_OBJECTIVE_
Each line below that contains "Magnitude" counts once; report the total and nothing more.

_DATA PROVIDED_
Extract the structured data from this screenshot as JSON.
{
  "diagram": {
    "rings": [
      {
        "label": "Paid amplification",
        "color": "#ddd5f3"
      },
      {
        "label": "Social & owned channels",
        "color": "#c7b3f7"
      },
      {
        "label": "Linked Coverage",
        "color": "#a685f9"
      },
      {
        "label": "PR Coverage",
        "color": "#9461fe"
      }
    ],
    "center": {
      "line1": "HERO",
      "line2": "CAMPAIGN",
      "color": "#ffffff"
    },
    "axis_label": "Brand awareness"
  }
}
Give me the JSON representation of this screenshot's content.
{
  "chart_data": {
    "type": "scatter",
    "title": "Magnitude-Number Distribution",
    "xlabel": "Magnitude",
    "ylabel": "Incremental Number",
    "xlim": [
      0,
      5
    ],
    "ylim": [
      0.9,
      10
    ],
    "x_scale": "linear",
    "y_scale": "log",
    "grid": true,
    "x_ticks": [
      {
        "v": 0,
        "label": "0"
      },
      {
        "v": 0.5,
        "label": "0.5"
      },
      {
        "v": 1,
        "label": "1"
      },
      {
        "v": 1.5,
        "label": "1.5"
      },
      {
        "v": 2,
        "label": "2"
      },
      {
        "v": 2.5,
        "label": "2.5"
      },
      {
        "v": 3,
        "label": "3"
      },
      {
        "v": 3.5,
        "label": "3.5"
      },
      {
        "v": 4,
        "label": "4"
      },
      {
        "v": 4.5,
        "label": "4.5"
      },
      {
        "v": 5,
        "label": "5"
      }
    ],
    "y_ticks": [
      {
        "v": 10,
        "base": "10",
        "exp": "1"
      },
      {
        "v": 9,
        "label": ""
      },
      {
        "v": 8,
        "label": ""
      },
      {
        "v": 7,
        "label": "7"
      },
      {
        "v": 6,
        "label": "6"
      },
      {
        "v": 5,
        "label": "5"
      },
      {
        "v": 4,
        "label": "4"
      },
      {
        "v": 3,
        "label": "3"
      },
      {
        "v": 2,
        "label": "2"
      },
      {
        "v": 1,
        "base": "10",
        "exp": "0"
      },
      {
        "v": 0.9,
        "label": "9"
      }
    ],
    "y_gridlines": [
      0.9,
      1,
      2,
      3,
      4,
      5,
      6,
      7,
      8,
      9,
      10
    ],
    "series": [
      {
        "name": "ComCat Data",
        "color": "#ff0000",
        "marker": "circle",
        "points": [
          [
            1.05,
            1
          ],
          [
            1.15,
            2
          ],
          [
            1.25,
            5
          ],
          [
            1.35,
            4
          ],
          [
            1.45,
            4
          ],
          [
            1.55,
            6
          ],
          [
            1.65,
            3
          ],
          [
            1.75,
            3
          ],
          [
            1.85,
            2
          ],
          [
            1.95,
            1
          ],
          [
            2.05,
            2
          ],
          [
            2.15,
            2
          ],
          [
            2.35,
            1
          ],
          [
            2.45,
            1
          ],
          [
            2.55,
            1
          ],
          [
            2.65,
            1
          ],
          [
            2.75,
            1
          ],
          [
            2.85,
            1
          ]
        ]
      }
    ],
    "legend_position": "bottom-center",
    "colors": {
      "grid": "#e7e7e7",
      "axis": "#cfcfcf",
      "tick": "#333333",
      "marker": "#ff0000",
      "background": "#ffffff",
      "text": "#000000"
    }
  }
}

_ANSWER TO THIS PROBLEM_
2